- **Task material**:
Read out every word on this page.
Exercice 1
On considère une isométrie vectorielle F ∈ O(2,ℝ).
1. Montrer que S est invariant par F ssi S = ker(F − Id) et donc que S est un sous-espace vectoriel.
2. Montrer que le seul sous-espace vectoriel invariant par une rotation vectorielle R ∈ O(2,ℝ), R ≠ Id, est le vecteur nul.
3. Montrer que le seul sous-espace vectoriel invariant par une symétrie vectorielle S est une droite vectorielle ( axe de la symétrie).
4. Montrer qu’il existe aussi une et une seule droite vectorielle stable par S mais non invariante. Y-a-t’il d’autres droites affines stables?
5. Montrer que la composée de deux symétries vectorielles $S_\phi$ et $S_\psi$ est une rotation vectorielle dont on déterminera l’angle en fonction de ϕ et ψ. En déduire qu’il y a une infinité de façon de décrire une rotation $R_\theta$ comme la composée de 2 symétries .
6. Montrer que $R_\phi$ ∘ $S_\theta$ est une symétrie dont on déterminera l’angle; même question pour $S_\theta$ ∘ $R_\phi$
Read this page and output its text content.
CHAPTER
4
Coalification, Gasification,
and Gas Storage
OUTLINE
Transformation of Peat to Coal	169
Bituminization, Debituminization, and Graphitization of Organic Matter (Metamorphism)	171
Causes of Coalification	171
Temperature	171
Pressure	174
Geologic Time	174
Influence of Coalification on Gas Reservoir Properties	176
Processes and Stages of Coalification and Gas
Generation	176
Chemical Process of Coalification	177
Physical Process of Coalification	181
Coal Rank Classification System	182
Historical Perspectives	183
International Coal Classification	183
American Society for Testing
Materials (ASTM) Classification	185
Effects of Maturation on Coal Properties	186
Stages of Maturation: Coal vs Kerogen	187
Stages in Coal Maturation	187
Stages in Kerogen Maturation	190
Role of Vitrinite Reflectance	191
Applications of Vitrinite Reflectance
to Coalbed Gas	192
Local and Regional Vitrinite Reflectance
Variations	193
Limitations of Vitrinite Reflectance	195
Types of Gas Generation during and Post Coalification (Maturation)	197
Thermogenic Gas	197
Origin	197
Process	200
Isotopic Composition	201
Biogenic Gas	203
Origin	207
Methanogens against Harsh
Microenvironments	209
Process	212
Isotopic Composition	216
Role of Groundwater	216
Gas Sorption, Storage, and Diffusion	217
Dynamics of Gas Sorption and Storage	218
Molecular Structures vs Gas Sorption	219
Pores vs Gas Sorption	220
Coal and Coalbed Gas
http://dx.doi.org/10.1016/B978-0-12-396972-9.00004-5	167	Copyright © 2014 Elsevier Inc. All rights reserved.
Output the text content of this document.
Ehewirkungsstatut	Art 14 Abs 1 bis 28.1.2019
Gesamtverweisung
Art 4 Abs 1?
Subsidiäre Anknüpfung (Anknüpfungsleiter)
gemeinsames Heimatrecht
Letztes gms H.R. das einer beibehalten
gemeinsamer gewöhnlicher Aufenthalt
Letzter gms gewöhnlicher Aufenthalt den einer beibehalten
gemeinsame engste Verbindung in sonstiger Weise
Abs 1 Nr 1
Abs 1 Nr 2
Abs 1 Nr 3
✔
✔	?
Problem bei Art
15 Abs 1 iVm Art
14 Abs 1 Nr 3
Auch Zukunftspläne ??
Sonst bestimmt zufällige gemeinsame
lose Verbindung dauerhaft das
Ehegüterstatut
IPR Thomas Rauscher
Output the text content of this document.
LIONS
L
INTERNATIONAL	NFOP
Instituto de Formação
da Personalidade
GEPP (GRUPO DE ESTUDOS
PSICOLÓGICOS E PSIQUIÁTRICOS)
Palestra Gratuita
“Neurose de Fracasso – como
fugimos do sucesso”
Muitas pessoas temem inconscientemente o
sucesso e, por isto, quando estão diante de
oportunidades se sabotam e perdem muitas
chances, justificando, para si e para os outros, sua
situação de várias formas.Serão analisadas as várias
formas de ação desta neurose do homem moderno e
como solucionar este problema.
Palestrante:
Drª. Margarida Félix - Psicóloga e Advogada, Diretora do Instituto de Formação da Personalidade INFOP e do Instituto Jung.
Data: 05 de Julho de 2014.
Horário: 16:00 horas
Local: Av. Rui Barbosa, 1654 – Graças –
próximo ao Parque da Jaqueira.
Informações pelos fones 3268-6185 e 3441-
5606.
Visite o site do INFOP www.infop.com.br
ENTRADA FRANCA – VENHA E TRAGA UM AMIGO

- **Task to carry out**:
Only a number is needed: how many lines of the material above contain "como"?

- **The response**:
2